Each record must be retyped in full. No character may differ.

# # # # # # #

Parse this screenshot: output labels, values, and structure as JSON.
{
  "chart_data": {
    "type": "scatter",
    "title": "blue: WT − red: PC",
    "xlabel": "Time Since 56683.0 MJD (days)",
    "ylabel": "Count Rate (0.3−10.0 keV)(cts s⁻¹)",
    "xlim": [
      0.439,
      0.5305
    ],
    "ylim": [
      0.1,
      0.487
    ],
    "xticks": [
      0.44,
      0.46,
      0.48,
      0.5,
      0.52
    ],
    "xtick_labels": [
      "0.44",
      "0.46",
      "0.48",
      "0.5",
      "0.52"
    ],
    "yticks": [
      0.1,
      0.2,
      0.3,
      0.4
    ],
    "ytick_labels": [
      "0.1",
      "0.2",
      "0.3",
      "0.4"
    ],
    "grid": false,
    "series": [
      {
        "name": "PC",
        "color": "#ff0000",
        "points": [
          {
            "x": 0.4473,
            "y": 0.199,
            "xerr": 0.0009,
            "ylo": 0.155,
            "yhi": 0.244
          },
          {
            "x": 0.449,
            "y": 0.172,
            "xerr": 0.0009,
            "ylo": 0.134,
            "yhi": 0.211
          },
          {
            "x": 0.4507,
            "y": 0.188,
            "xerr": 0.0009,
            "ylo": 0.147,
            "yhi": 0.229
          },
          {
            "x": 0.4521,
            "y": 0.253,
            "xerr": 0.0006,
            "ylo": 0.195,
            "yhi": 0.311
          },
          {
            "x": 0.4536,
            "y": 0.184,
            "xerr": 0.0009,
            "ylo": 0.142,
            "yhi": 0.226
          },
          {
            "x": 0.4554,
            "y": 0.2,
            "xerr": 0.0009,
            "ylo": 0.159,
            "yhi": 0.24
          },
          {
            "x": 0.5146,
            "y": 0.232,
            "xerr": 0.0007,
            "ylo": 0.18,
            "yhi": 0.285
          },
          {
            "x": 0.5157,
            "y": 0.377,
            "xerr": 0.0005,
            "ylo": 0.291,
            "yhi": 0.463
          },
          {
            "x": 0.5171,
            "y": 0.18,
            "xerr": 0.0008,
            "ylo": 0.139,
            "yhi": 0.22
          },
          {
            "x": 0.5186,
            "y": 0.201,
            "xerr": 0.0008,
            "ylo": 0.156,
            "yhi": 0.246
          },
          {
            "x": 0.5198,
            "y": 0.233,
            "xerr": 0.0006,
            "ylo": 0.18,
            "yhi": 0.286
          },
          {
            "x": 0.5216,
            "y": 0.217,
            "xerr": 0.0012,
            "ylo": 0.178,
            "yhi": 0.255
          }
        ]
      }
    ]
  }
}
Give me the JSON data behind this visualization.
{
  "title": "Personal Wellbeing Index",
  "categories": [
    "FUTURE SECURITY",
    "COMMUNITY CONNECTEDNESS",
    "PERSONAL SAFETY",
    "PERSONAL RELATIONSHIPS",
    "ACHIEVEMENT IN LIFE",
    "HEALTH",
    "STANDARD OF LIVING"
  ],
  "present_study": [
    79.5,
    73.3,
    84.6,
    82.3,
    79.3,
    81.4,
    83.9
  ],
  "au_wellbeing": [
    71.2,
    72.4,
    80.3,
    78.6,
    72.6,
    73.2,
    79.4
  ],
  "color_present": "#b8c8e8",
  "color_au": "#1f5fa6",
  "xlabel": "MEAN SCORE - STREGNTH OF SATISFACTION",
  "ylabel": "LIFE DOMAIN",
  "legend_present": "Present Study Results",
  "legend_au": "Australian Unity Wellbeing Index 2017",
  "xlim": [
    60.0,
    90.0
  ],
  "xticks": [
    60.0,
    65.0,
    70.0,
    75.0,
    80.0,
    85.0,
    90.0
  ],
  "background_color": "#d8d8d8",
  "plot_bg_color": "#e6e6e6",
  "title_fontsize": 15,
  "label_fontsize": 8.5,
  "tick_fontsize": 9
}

# # # # # # #

:: Exercise result ::
Parse this screenshot: output labels, values, and structure as JSON.
{
  "chart_data": {
    "type": "scatter",
    "title": "blue: WT − red: PC",
    "xlabel": "Time Since 56683.0 MJD (days)",
    "ylabel": "Count Rate (0.3−10.0 keV)(cts s⁻¹)",
    "xlim": [
      0.439,
      0.5305
    ],
    "ylim": [
      0.1,
      0.487
    ],
    "xticks": [
      0.44,
      0.46,
      0.48,
      0.5,
      0.52
    ],
    "xtick_labels": [
      "0.44",
      "0.46",
      "0.48",
      "0.5",
      "0.52"
    ],
    "yticks": [
      0.1,
      0.2,
      0.3,
      0.4
    ],
    "ytick_labels": [
      "0.1",
      "0.2",
      "0.3",
      "0.4"
    ],
    "grid": false,
    "series": [
      {
        "name": "PC",
        "color": "#ff0000",
        "points": [
          {
            "x": 0.4473,
            "y": 0.199,
            "xerr": 0.0009,
            "ylo": 0.155,
            "yhi": 0.244
          },
          {
            "x": 0.449,
            "y": 0.172,
            "xerr": 0.0009,
            "ylo": 0.134,
            "yhi": 0.211
          },
          {
            "x": 0.4507,
            "y": 0.188,
            "xerr": 0.0009,
            "ylo": 0.147,
            "yhi": 0.229
          },
          {
            "x": 0.4521,
            "y": 0.253,
            "xerr": 0.0006,
            "ylo": 0.195,
            "yhi": 0.311
          },
          {
            "x": 0.4536,
            "y": 0.184,
            "xerr": 0.0009,
            "ylo": 0.142,
            "yhi": 0.226
          },
          {
            "x": 0.4554,
            "y": 0.2,
            "xerr": 0.0009,
            "ylo": 0.159,
            "yhi": 0.24
          },
          {
            "x": 0.5146,
            "y": 0.232,
            "xerr": 0.0007,
            "ylo": 0.18,
            "yhi": 0.285
          },
          {
            "x": 0.5157,
            "y": 0.377,
            "xerr": 0.0005,
            "ylo": 0.291,
            "yhi": 0.463
          },
          {
            "x": 0.5171,
            "y": 0.18,
            "xerr": 0.0008,
            "ylo": 0.139,
            "yhi": 0.22
          },
          {
            "x": 0.5186,
            "y": 0.201,
            "xerr": 0.0008,
            "ylo": 0.156,
            "yhi": 0.246
          },
          {
            "x": 0.5198,
            "y": 0.233,
            "xerr": 0.0006,
            "ylo": 0.18,
            "yhi": 0.286
          },
          {
            "x": 0.5216,
            "y": 0.217,
            "xerr": 0.0012,
            "ylo": 0.178,
            "yhi": 0.255
          }
        ]
      }
    ]
  }
}
Give me the JSON data behind this visualization.
{
  "title": "Personal Wellbeing Index",
  "categories": [
    "FUTURE SECURITY",
    "COMMUNITY CONNECTEDNESS",
    "PERSONAL SAFETY",
    "PERSONAL RELATIONSHIPS",
    "ACHIEVEMENT IN LIFE",
    "HEALTH",
    "STANDARD OF LIVING"
  ],
  "present_study": [
    79.5,
    73.3,
    84.6,
    82.3,
    79.3,
    81.4,
    83.9
  ],
  "au_wellbeing": [
    71.2,
    72.4,
    80.3,
    78.6,
    72.6,
    73.2,
    79.4
  ],
  "color_present": "#b8c8e8",
  "color_au": "#1f5fa6",
  "xlabel": "MEAN SCORE - STREGNTH OF SATISFACTION",
  "ylabel": "LIFE DOMAIN",
  "legend_present": "Present Study Results",
  "legend_au": "Australian Unity Wellbeing Index 2017",
  "xlim": [
    60.0,
    90.0
  ],
  "xticks": [
    60.0,
    65.0,
    70.0,
    75.0,
    80.0,
    85.0,
    90.0
  ],
  "background_color": "#d8d8d8",
  "plot_bg_color": "#e6e6e6",
  "title_fontsize": 15,
  "label_fontsize": 8.5,
  "tick_fontsize": 9
}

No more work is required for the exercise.